▼

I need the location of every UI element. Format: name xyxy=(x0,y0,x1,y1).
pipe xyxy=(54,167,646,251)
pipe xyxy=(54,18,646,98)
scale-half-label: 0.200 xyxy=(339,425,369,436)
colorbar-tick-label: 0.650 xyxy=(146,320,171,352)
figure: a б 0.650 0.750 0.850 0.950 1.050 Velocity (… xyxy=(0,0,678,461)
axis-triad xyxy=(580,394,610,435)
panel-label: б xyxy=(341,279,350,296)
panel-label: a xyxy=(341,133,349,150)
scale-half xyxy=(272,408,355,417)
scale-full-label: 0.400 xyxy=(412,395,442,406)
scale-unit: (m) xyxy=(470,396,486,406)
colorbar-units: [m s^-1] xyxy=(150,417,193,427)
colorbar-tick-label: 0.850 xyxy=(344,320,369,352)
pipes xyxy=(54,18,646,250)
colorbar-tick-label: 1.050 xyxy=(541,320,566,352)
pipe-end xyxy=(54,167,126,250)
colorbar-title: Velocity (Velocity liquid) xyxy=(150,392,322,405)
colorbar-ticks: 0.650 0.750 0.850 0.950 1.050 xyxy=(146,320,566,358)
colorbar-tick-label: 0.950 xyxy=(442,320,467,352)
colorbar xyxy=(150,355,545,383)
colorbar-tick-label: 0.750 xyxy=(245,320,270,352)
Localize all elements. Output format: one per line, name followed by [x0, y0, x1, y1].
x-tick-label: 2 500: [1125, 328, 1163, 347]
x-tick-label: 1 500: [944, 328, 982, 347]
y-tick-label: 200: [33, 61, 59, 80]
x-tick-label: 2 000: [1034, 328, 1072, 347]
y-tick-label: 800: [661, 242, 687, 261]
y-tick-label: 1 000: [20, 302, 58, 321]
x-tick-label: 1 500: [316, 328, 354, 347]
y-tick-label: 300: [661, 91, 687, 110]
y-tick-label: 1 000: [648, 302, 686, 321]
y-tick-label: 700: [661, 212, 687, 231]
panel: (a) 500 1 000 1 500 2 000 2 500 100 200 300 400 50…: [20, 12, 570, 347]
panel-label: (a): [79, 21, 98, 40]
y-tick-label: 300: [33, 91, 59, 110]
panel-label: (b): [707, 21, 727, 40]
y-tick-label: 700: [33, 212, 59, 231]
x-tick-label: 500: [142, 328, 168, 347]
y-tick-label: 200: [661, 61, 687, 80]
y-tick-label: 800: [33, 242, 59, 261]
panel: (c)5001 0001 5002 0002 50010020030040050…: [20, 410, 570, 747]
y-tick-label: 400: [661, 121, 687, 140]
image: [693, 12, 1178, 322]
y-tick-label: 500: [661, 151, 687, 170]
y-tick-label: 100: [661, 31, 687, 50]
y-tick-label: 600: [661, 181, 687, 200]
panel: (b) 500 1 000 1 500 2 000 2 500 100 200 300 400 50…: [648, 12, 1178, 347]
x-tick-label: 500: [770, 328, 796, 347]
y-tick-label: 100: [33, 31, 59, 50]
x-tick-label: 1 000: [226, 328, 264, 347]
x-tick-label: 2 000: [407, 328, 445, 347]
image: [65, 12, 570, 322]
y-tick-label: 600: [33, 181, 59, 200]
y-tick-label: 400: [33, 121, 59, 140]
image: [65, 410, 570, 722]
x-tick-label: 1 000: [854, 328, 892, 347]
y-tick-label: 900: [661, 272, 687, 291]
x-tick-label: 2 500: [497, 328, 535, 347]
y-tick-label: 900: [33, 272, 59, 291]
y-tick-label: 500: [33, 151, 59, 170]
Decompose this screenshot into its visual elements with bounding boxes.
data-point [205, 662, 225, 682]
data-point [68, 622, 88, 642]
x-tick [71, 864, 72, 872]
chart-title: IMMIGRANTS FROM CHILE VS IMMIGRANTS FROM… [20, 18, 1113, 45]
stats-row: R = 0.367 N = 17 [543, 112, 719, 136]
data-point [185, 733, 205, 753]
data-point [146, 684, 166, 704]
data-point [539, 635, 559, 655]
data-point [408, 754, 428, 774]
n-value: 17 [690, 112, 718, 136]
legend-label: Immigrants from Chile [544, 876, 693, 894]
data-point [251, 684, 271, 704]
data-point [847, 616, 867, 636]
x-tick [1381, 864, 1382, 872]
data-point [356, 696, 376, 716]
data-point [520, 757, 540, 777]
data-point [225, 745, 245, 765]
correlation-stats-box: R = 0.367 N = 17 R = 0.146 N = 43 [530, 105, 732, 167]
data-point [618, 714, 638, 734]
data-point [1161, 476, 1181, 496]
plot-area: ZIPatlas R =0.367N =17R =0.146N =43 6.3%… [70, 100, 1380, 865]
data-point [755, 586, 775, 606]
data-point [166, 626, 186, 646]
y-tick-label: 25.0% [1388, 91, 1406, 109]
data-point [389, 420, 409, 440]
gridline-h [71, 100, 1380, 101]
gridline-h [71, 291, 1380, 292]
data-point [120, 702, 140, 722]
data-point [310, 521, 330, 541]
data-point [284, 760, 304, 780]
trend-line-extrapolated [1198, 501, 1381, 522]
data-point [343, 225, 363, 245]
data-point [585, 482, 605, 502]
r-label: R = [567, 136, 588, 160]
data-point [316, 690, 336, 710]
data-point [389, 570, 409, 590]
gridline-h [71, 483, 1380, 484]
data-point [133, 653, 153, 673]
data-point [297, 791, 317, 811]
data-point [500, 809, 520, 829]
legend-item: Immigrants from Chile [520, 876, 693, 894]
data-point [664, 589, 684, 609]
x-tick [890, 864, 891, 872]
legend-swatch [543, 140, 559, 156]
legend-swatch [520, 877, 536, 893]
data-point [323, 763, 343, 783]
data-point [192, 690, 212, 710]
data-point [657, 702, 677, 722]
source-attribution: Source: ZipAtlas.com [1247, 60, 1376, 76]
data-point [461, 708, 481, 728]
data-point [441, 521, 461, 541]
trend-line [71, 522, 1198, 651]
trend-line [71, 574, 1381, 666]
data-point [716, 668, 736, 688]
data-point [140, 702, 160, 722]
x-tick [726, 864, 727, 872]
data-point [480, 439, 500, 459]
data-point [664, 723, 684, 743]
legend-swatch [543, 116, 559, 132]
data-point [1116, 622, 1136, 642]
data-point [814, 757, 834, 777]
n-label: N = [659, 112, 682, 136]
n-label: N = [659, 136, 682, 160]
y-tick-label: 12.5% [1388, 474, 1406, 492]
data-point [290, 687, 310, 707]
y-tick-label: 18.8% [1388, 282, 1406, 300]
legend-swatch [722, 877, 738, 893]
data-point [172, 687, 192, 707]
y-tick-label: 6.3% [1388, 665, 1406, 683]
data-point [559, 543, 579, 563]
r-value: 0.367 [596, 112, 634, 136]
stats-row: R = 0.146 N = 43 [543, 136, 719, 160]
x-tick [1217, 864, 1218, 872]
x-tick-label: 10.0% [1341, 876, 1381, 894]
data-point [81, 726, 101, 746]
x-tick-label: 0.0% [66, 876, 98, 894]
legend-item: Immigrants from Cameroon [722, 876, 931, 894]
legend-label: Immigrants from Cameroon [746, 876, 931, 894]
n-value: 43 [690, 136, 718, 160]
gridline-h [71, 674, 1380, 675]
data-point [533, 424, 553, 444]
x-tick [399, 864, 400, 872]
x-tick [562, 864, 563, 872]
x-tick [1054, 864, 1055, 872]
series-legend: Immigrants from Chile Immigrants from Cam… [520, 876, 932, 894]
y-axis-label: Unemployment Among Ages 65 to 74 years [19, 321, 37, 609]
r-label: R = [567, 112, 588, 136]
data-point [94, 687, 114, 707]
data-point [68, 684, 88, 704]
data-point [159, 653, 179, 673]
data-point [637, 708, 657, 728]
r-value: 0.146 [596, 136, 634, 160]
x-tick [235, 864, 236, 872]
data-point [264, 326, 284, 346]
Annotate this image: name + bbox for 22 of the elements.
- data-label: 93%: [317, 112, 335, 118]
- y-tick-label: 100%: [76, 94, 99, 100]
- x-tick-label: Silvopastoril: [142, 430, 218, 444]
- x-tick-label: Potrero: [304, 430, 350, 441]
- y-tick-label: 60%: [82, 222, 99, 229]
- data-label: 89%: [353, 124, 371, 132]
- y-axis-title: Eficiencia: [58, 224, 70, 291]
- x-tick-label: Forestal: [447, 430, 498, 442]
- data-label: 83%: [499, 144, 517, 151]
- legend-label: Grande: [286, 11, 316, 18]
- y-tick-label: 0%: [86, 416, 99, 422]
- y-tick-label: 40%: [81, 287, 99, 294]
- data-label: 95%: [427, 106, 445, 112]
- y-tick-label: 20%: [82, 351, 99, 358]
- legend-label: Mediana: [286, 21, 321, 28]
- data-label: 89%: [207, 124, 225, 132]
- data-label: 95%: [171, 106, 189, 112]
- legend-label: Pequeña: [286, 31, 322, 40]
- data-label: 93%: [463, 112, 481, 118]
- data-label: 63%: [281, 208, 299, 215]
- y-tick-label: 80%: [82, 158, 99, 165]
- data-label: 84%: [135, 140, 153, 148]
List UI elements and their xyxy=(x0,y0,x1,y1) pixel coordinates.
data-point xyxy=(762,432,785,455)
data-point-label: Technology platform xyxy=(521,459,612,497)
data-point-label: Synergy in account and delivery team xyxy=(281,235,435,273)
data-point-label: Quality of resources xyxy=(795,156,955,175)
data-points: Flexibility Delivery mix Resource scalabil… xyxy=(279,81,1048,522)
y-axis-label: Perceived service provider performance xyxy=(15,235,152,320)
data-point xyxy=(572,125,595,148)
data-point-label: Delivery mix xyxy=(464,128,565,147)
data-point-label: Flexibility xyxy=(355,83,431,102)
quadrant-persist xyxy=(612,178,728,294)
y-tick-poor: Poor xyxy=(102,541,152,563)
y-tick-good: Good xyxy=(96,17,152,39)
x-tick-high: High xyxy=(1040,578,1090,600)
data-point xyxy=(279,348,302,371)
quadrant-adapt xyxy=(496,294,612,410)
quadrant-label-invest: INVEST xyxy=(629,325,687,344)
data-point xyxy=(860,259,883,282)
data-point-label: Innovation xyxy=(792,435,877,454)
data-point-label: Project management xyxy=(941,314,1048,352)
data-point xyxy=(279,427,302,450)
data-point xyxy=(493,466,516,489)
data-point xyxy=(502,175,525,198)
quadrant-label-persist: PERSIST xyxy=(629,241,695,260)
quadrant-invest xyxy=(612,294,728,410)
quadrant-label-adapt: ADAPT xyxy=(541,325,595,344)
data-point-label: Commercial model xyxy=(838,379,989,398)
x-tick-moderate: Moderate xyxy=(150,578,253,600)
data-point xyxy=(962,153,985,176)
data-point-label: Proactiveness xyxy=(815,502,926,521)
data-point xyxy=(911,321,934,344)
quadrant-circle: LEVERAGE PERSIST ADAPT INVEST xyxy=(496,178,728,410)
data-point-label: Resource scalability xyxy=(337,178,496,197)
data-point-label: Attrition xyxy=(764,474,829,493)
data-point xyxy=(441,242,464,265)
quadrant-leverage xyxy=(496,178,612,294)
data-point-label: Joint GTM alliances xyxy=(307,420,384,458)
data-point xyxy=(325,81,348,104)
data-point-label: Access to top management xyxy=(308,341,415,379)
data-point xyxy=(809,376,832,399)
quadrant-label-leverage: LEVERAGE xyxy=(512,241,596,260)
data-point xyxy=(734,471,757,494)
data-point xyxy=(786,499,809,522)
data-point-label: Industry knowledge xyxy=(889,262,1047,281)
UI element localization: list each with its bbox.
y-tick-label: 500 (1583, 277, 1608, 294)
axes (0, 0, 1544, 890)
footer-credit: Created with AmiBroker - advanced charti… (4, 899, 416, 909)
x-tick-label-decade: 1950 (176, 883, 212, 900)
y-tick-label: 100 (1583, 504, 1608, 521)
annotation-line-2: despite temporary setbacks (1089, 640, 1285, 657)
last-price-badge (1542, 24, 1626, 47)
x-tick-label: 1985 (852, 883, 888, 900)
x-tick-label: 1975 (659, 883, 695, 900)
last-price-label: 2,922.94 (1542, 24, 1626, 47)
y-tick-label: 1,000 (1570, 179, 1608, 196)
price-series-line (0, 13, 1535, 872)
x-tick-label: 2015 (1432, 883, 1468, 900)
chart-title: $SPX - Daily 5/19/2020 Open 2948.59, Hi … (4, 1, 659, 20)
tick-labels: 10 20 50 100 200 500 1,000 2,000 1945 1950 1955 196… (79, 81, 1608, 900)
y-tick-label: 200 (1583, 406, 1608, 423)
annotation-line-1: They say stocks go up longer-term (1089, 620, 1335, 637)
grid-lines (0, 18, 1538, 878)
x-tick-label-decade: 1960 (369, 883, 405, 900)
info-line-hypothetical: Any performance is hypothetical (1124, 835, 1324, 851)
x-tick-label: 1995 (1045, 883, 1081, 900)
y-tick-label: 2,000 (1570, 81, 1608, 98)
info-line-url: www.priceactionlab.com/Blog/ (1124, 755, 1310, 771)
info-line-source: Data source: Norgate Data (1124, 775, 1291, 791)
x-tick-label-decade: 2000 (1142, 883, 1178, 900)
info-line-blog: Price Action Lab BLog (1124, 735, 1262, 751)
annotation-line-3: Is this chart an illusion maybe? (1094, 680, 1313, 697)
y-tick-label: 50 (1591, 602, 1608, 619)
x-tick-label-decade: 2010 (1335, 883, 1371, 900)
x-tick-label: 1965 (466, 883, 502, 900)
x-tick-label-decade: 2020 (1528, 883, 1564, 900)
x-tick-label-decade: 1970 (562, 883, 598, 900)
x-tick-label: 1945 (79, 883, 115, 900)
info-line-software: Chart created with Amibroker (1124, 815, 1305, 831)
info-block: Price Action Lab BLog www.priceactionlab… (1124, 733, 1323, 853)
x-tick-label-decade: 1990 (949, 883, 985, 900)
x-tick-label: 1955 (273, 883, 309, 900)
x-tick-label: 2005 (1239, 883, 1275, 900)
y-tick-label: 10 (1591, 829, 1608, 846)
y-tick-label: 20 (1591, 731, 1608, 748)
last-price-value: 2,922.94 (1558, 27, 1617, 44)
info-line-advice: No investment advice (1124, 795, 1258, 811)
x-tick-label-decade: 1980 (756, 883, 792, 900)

▲

# Task to carry out
Rewrite the records from the beginning through the line containing "colorbar xyxy=(150,355,545,383)", changing "location" to "position" and keeping everything else the same.

# Correct output
I need the position of every UI element. Format: name xyxy=(x0,y0,x1,y1).
pipe xyxy=(54,167,646,251)
pipe xyxy=(54,18,646,98)
scale-half-label: 0.200 xyxy=(339,425,369,436)
colorbar-tick-label: 0.650 xyxy=(146,320,171,352)
figure: a б 0.650 0.750 0.850 0.950 1.050 Velocity (… xyxy=(0,0,678,461)
axis-triad xyxy=(580,394,610,435)
panel-label: б xyxy=(341,279,350,296)
panel-label: a xyxy=(341,133,349,150)
scale-half xyxy=(272,408,355,417)
scale-full-label: 0.400 xyxy=(412,395,442,406)
scale-unit: (m) xyxy=(470,396,486,406)
colorbar-units: [m s^-1] xyxy=(150,417,193,427)
colorbar-tick-label: 0.850 xyxy=(344,320,369,352)
pipes xyxy=(54,18,646,250)
colorbar-tick-label: 1.050 xyxy=(541,320,566,352)
pipe-end xyxy=(54,167,126,250)
colorbar-title: Velocity (Velocity liquid) xyxy=(150,392,322,405)
colorbar-ticks: 0.650 0.750 0.850 0.950 1.050 xyxy=(146,320,566,358)
colorbar-tick-label: 0.950 xyxy=(442,320,467,352)
colorbar xyxy=(150,355,545,383)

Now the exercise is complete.